▶ _Task requirements_
Can the data below be set down again exactly, line for line?

▶ _Records to use_
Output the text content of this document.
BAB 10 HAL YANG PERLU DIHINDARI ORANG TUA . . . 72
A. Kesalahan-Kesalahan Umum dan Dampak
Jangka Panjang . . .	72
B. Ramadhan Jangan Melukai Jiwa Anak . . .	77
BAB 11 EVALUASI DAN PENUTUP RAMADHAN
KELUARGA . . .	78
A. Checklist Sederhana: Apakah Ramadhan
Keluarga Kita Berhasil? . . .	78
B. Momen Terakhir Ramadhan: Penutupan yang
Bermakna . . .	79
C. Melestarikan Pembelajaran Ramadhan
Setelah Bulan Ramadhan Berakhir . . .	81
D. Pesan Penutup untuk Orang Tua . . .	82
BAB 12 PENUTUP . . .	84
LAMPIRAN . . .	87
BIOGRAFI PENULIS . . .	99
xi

▶ _Task solution_
Output the text content of this document.
BAB 10 HAL YANG PERLU DIHINDARI ORANG TUA . . . 72
A. Kesalahan-Kesalahan Umum dan Dampak
Jangka Panjang . . .	72
B. Ramadhan Jangan Melukai Jiwa Anak . . .	77
BAB 11 EVALUASI DAN PENUTUP RAMADHAN
KELUARGA . . .	78
A. Checklist Sederhana: Apakah Ramadhan
Keluarga Kita Berhasil? . . .	78
B. Momen Terakhir Ramadhan: Penutupan yang
Bermakna . . .	79
C. Melestarikan Pembelajaran Ramadhan
Setelah Bulan Ramadhan Berakhir . . .	81
D. Pesan Penutup untuk Orang Tua . . .	82
BAB 12 PENUTUP . . .	84
LAMPIRAN . . .	87
BIOGRAFI PENULIS . . .	99
xi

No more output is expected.